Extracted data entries

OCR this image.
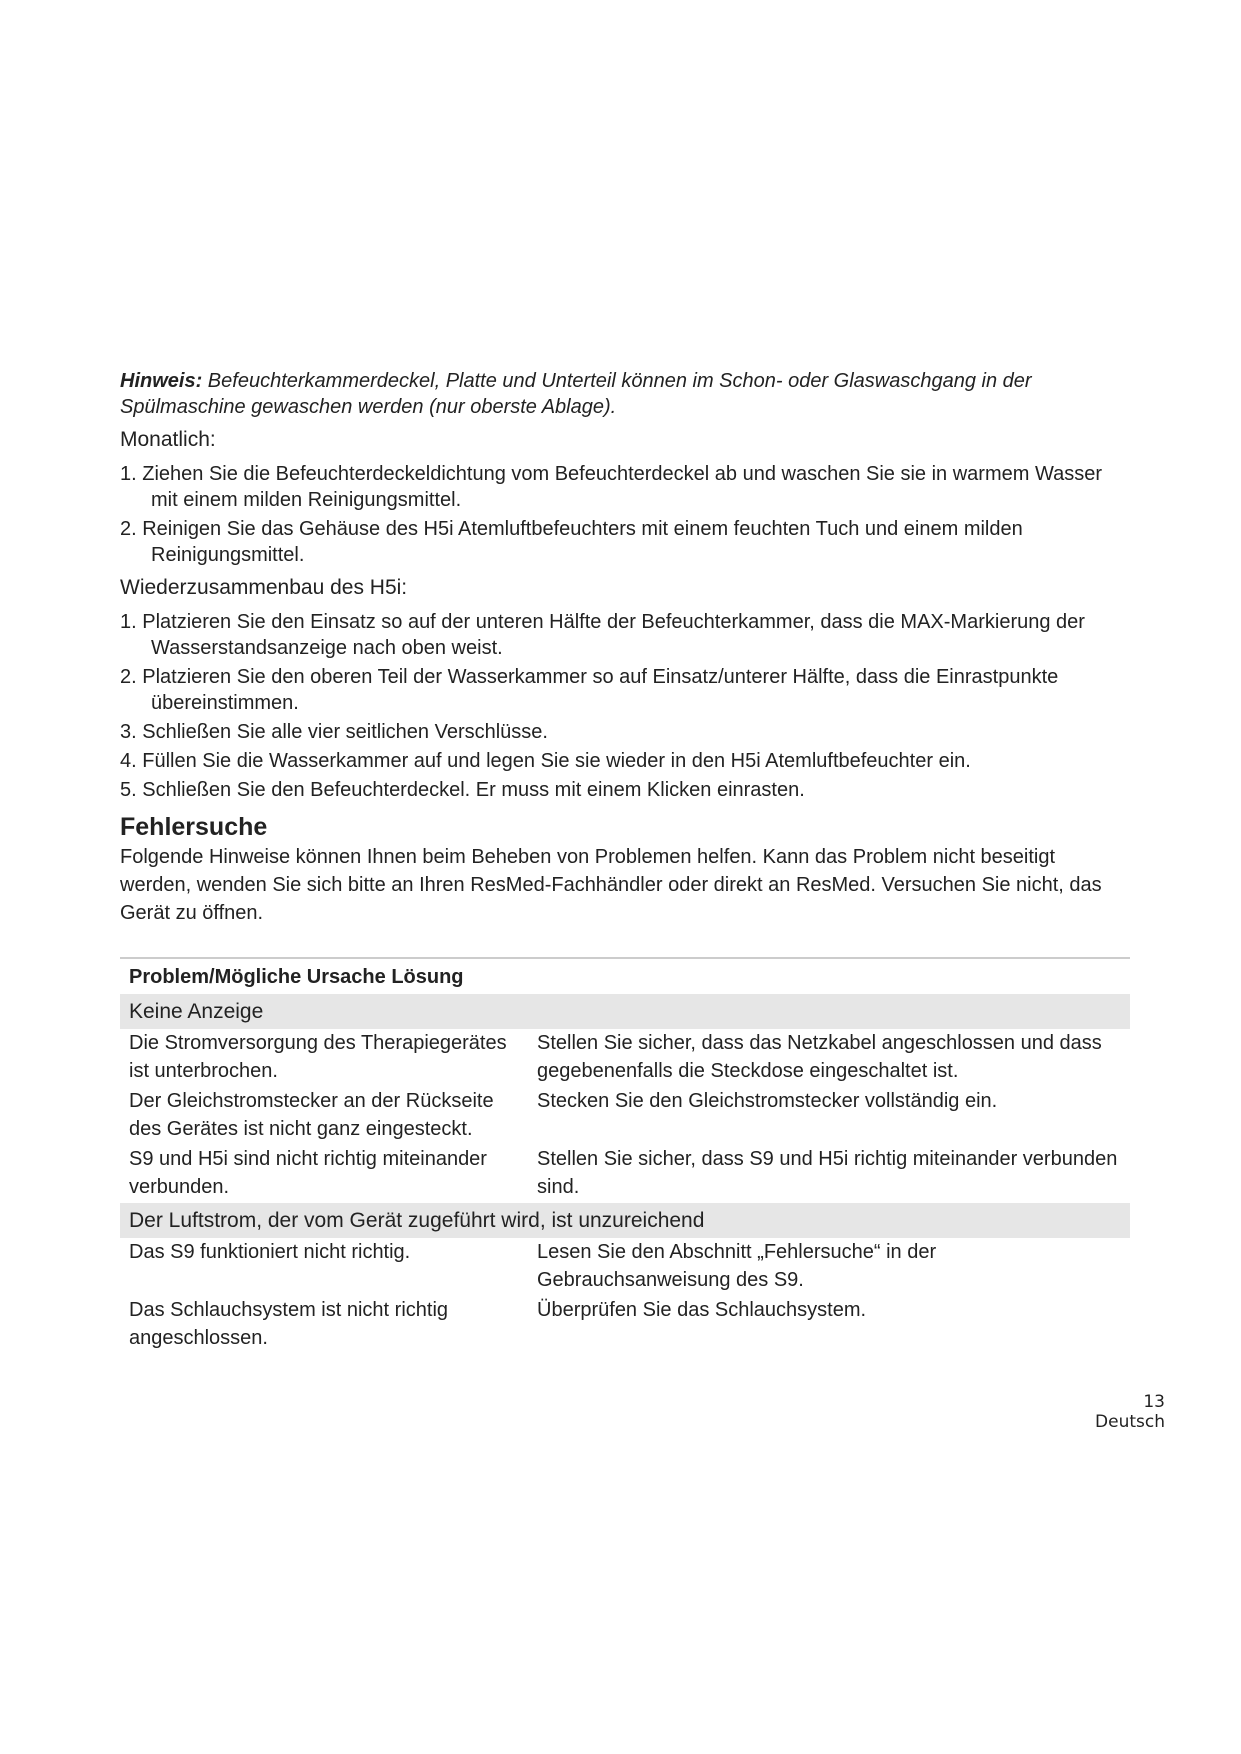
Hinweis: Befeuchterkammerdeckel, Platte und Unterteil können im Schon- oder Glaswaschgang in der Spülmaschine gewaschen werden (nur oberste Ablage).

Monatlich:
1. Ziehen Sie die Befeuchterdeckeldichtung vom Befeuchterdeckel ab und waschen Sie sie in warmem Wasser mit einem milden Reinigungsmittel.
2. Reinigen Sie das Gehäuse des H5i Atemluftbefeuchters mit einem feuchten Tuch und einem milden Reinigungsmittel.
Wiederzusammenbau des H5i:
1. Platzieren Sie den Einsatz so auf der unteren Hälfte der Befeuchterkammer, dass die MAX-Markierung der Wasserstandsanzeige nach oben weist.
2. Platzieren Sie den oberen Teil der Wasserkammer so auf Einsatz/unterer Hälfte, dass die Einrastpunkte übereinstimmen.
3. Schließen Sie alle vier seitlichen Verschlüsse.
4. Füllen Sie die Wasserkammer auf und legen Sie sie wieder in den H5i Atemluftbefeuchter ein.
5. Schließen Sie den Befeuchterdeckel. Er muss mit einem Klicken einrasten.
Fehlersuche

Folgende Hinweise können Ihnen beim Beheben von Problemen helfen. Kann das Problem nicht beseitigt werden, wenden Sie sich bitte an Ihren ResMed-Fachhändler oder direkt an ResMed. Versuchen Sie nicht, das Gerät zu öffnen.

Problem/Mögliche Ursache Lösung	
Keine Anzeige	
Die Stromversorgung des Therapiegerätes ist unterbrochen.	Stellen Sie sicher, dass das Netzkabel angeschlossen und dass gegebenenfalls die Steckdose eingeschaltet ist.
Der Gleichstromstecker an der Rückseite des Gerätes ist nicht ganz eingesteckt.	Stecken Sie den Gleichstromstecker vollständig ein.
S9 und H5i sind nicht richtig miteinander verbunden.	Stellen Sie sicher, dass S9 und H5i richtig miteinander verbunden sind.
Der Luftstrom, der vom Gerät zugeführt wird, ist unzureichend	
Das S9 funktioniert nicht richtig.	Lesen Sie den Abschnitt „Fehlersuche“ in der Gebrauchsanweisung des S9.
Das Schlauchsystem ist nicht richtig angeschlossen.	Überprüfen Sie das Schlauchsystem.
13
Deutsch
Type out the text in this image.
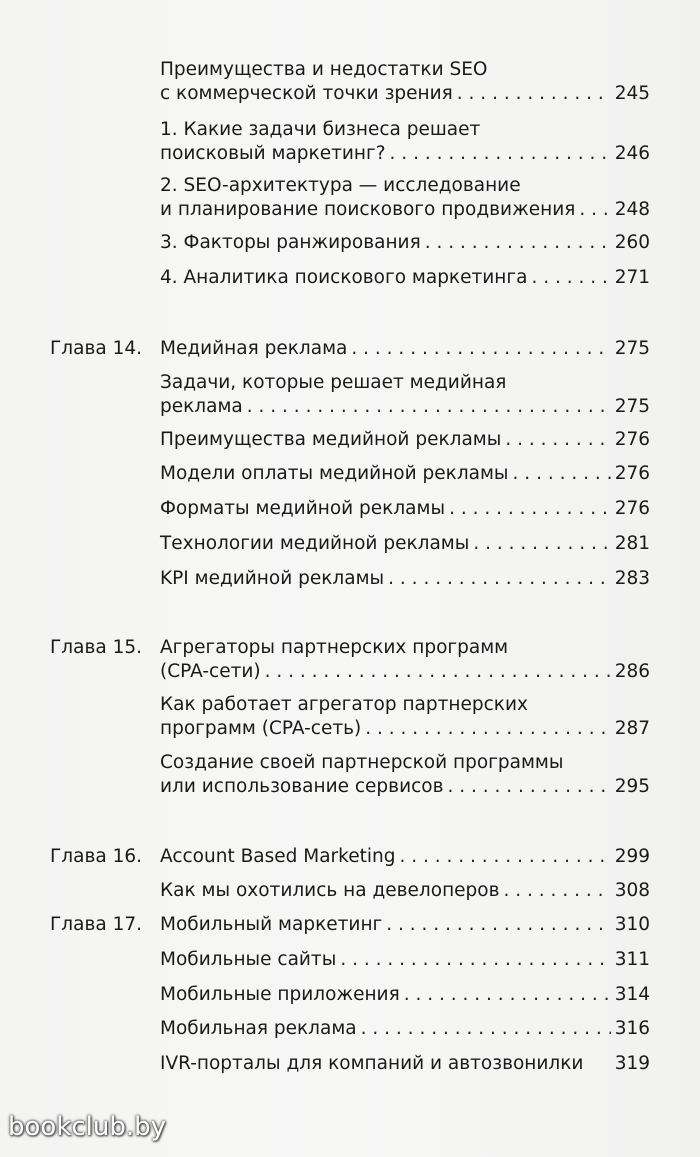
Преимущества и недостатки SEO
с коммерческой точки зрения . . .	245
1. Какие задачи бизнеса решает
поисковый маркетинг? . . .	246
2. SEO-архитектура — исследование
и планирование поискового продвижения . . . 248
3. Факторы ранжирования . . .	260
4. Аналитика поискового маркетинга . . .	271
Глава 14. Медийная реклама . . .	275
Задачи, которые решает медийная
реклама . . .	275
Преимущества медийной рекламы . . .	276
Модели оплаты медийной рекламы . . .	276
Форматы медийной рекламы . . .	276
Технологии медийной рекламы . . .	281
KPI медийной рекламы . . .	283
Глава 15. Агрегаторы партнерских программ
(CPA-сети) . . .	286
Как работает агрегатор партнерских
программ (CPA-сеть) . . .	287
Создание своей партнерской программы
или использование сервисов . . .	295
Глава 16. Account Based Marketing . . .	299
Как мы охотились на девелоперов . . .	308
Глава 17. Мобильный маркетинг . . .	310
Мобильные сайты . . .	311
Мобильные приложения . . .	314
Мобильная реклама . . .	316
IVR-порталы для компаний и автозвонилки 319
bookclub.by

## DO THIS
Copy all the records above exactly, but leave out the pictures.

## OUTPUT FOR THIS EXERCISE
OCR this image.
Hinweis: Befeuchterkammerdeckel, Platte und Unterteil können im Schon- oder Glaswaschgang in der Spülmaschine gewaschen werden (nur oberste Ablage).

Monatlich:
1. Ziehen Sie die Befeuchterdeckeldichtung vom Befeuchterdeckel ab und waschen Sie sie in warmem Wasser mit einem milden Reinigungsmittel.
2. Reinigen Sie das Gehäuse des H5i Atemluftbefeuchters mit einem feuchten Tuch und einem milden Reinigungsmittel.
Wiederzusammenbau des H5i:
1. Platzieren Sie den Einsatz so auf der unteren Hälfte der Befeuchterkammer, dass die MAX-Markierung der Wasserstandsanzeige nach oben weist.
2. Platzieren Sie den oberen Teil der Wasserkammer so auf Einsatz/unterer Hälfte, dass die Einrastpunkte übereinstimmen.
3. Schließen Sie alle vier seitlichen Verschlüsse.
4. Füllen Sie die Wasserkammer auf und legen Sie sie wieder in den H5i Atemluftbefeuchter ein.
5. Schließen Sie den Befeuchterdeckel. Er muss mit einem Klicken einrasten.
Fehlersuche

Folgende Hinweise können Ihnen beim Beheben von Problemen helfen. Kann das Problem nicht beseitigt werden, wenden Sie sich bitte an Ihren ResMed-Fachhändler oder direkt an ResMed. Versuchen Sie nicht, das Gerät zu öffnen.

Problem/Mögliche Ursache Lösung	
Keine Anzeige	
Die Stromversorgung des Therapiegerätes ist unterbrochen.	Stellen Sie sicher, dass das Netzkabel angeschlossen und dass gegebenenfalls die Steckdose eingeschaltet ist.
Der Gleichstromstecker an der Rückseite des Gerätes ist nicht ganz eingesteckt.	Stecken Sie den Gleichstromstecker vollständig ein.
S9 und H5i sind nicht richtig miteinander verbunden.	Stellen Sie sicher, dass S9 und H5i richtig miteinander verbunden sind.
Der Luftstrom, der vom Gerät zugeführt wird, ist unzureichend	
Das S9 funktioniert nicht richtig.	Lesen Sie den Abschnitt „Fehlersuche“ in der Gebrauchsanweisung des S9.
Das Schlauchsystem ist nicht richtig angeschlossen.	Überprüfen Sie das Schlauchsystem.
13
Deutsch
Type out the text in this image.
Преимущества и недостатки SEO
с коммерческой точки зрения . . .	245
1. Какие задачи бизнеса решает
поисковый маркетинг? . . .	246
2. SEO-архитектура — исследование
и планирование поискового продвижения . . . 248
3. Факторы ранжирования . . .	260
4. Аналитика поискового маркетинга . . .	271
Глава 14. Медийная реклама . . .	275
Задачи, которые решает медийная
реклама . . .	275
Преимущества медийной рекламы . . .	276
Модели оплаты медийной рекламы . . .	276
Форматы медийной рекламы . . .	276
Технологии медийной рекламы . . .	281
KPI медийной рекламы . . .	283
Глава 15. Агрегаторы партнерских программ
(CPA-сети) . . .	286
Как работает агрегатор партнерских
программ (CPA-сеть) . . .	287
Создание своей партнерской программы
или использование сервисов . . .	295
Глава 16. Account Based Marketing . . .	299
Как мы охотились на девелоперов . . .	308
Глава 17. Мобильный маркетинг . . .	310
Мобильные сайты . . .	311
Мобильные приложения . . .	314
Мобильная реклама . . .	316
IVR-порталы для компаний и автозвонилки 319
bookclub.by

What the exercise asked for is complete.